Begin THE RECORDS
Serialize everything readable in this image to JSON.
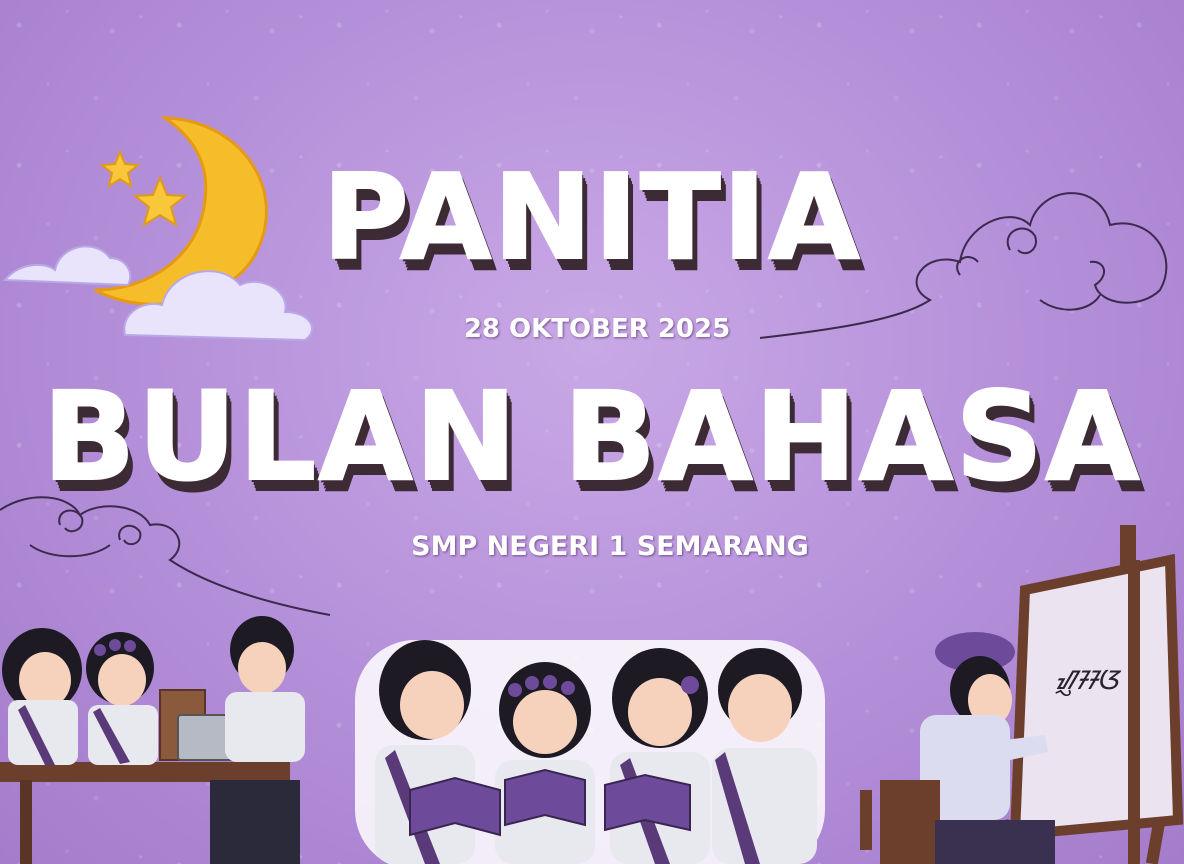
{
  "banner": {
    "title_line_1": "PANITIA",
    "date": "28 OKTOBER 2025",
    "title_line_2": "BULAN BAHASA",
    "school": "SMP NEGERI 1 SEMARANG",
    "canvas_writing": "ᮠᮢᮞᮃ"
  },
  "colors": {
    "background": "#b48fd9",
    "title_text": "#ffffff",
    "title_shadow": "#3c2a35",
    "moon": "#f6bd2b",
    "star": "#f8c83a",
    "cloud": "#e9e3fb",
    "uniform_shirt": "#e8e8ef",
    "sash": "#5b3a7a",
    "book": "#6d4a9a"
  },
  "icons": [
    "crescent-moon-icon",
    "star-icon",
    "cloud-icon",
    "swirl-cloud-icon",
    "easel-icon"
  ]
}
End THE RECORDS
→ TO BE DONE
Give the data again exactly as written, with all pictures left out.

→ RESULT
Serialize everything readable in this image to JSON.
{
  "banner": {
    "title_line_1": "PANITIA",
    "date": "28 OKTOBER 2025",
    "title_line_2": "BULAN BAHASA",
    "school": "SMP NEGERI 1 SEMARANG",
    "canvas_writing": "ᮠᮢᮞᮃ"
  },
  "colors": {
    "background": "#b48fd9",
    "title_text": "#ffffff",
    "title_shadow": "#3c2a35",
    "moon": "#f6bd2b",
    "star": "#f8c83a",
    "cloud": "#e9e3fb",
    "uniform_shirt": "#e8e8ef",
    "sash": "#5b3a7a",
    "book": "#6d4a9a"
  },
  "icons": [
    "crescent-moon-icon",
    "star-icon",
    "cloud-icon",
    "swirl-cloud-icon",
    "easel-icon"
  ]
}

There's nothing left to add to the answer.